Output the records exactly. Include every line.

Dataset records:
>> Begin

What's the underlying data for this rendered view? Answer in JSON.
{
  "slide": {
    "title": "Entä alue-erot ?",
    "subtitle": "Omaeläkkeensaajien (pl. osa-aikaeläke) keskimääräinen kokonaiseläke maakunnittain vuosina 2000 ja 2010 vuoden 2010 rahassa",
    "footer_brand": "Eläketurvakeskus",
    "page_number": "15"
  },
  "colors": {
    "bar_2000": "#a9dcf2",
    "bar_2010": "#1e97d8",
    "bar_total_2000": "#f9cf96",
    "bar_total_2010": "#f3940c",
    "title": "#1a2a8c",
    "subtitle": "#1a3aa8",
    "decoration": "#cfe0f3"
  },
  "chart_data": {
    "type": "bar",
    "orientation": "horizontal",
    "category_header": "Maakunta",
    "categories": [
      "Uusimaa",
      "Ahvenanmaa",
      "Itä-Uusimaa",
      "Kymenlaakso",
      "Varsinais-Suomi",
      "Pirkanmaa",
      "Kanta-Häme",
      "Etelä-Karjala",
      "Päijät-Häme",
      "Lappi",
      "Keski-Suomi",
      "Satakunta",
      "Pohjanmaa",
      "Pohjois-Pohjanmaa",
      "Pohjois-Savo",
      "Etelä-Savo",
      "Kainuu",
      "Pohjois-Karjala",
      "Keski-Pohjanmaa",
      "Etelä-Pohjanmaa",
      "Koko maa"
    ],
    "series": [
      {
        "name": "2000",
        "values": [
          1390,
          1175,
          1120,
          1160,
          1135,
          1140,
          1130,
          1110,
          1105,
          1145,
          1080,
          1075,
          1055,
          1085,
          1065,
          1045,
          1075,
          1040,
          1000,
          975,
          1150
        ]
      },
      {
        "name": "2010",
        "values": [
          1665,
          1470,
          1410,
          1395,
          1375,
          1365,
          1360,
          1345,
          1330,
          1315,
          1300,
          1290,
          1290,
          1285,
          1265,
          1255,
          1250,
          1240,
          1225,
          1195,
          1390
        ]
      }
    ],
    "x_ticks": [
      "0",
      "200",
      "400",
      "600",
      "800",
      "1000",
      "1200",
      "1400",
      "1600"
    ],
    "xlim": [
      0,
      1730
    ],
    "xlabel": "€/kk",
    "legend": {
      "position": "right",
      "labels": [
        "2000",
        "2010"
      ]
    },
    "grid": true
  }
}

>> End

Solution for this task:
What's the underlying data for this rendered view? Answer in JSON.
{
  "slide": {
    "title": "Entä alue-erot ?",
    "subtitle": "Omaeläkkeensaajien (pl. osa-aikaeläke) keskimääräinen kokonaiseläke maakunnittain vuosina 2000 ja 2010 vuoden 2010 rahassa",
    "footer_brand": "Eläketurvakeskus",
    "page_number": "15"
  },
  "colors": {
    "bar_2000": "#a9dcf2",
    "bar_2010": "#1e97d8",
    "bar_total_2000": "#f9cf96",
    "bar_total_2010": "#f3940c",
    "title": "#1a2a8c",
    "subtitle": "#1a3aa8",
    "decoration": "#cfe0f3"
  },
  "chart_data": {
    "type": "bar",
    "orientation": "horizontal",
    "category_header": "Maakunta",
    "categories": [
      "Uusimaa",
      "Ahvenanmaa",
      "Itä-Uusimaa",
      "Kymenlaakso",
      "Varsinais-Suomi",
      "Pirkanmaa",
      "Kanta-Häme",
      "Etelä-Karjala",
      "Päijät-Häme",
      "Lappi",
      "Keski-Suomi",
      "Satakunta",
      "Pohjanmaa",
      "Pohjois-Pohjanmaa",
      "Pohjois-Savo",
      "Etelä-Savo",
      "Kainuu",
      "Pohjois-Karjala",
      "Keski-Pohjanmaa",
      "Etelä-Pohjanmaa",
      "Koko maa"
    ],
    "series": [
      {
        "name": "2000",
        "values": [
          1390,
          1175,
          1120,
          1160,
          1135,
          1140,
          1130,
          1110,
          1105,
          1145,
          1080,
          1075,
          1055,
          1085,
          1065,
          1045,
          1075,
          1040,
          1000,
          975,
          1150
        ]
      },
      {
        "name": "2010",
        "values": [
          1665,
          1470,
          1410,
          1395,
          1375,
          1365,
          1360,
          1345,
          1330,
          1315,
          1300,
          1290,
          1290,
          1285,
          1265,
          1255,
          1250,
          1240,
          1225,
          1195,
          1390
        ]
      }
    ],
    "x_ticks": [
      "0",
      "200",
      "400",
      "600",
      "800",
      "1000",
      "1200",
      "1400",
      "1600"
    ],
    "xlim": [
      0,
      1730
    ],
    "xlabel": "€/kk",
    "legend": {
      "position": "right",
      "labels": [
        "2000",
        "2010"
      ]
    },
    "grid": true
  }
}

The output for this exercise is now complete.